**REQUIRED WORK**
Count every line in the entries that contains "Lasso". Report that count alone.

**RECORDS PROVIDED**

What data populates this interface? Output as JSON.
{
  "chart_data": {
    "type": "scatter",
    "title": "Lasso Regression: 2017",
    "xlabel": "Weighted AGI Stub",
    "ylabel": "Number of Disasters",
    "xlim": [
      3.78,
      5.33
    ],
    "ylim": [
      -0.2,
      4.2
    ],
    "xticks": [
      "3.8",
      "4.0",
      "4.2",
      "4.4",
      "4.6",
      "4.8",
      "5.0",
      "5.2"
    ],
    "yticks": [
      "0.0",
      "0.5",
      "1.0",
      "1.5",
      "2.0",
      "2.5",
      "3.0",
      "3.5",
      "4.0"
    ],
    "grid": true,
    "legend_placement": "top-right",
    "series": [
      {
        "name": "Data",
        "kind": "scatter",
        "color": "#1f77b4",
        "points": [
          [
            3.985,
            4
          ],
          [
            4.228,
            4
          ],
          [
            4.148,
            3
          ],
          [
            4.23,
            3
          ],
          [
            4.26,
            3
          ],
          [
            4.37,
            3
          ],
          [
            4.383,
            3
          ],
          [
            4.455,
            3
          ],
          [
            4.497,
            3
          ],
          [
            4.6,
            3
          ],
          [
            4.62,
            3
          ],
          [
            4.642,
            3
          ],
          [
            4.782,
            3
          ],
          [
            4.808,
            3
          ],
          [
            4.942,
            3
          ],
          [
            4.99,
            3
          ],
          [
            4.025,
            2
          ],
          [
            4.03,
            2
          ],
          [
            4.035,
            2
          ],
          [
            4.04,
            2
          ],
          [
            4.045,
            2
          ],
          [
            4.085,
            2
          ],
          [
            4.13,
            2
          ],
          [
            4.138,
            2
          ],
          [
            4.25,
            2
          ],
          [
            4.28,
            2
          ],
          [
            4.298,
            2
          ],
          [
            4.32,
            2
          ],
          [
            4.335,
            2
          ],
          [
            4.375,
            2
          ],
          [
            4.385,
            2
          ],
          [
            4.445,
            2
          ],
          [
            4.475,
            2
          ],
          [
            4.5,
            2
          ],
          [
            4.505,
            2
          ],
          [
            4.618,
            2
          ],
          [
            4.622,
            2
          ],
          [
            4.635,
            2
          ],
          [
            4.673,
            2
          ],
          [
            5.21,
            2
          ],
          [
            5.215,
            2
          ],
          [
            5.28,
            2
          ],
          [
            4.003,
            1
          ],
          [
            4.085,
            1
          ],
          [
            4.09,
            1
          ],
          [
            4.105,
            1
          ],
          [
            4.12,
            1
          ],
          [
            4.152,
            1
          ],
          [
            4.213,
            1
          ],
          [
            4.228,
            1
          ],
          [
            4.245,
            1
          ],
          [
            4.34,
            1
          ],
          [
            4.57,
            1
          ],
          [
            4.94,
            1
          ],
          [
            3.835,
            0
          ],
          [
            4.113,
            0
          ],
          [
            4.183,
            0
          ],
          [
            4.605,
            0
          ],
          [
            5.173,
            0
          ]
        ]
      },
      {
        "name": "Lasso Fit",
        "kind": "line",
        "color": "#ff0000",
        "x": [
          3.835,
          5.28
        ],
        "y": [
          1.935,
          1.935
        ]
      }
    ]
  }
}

**RESULT OF THE EXERCISE**
2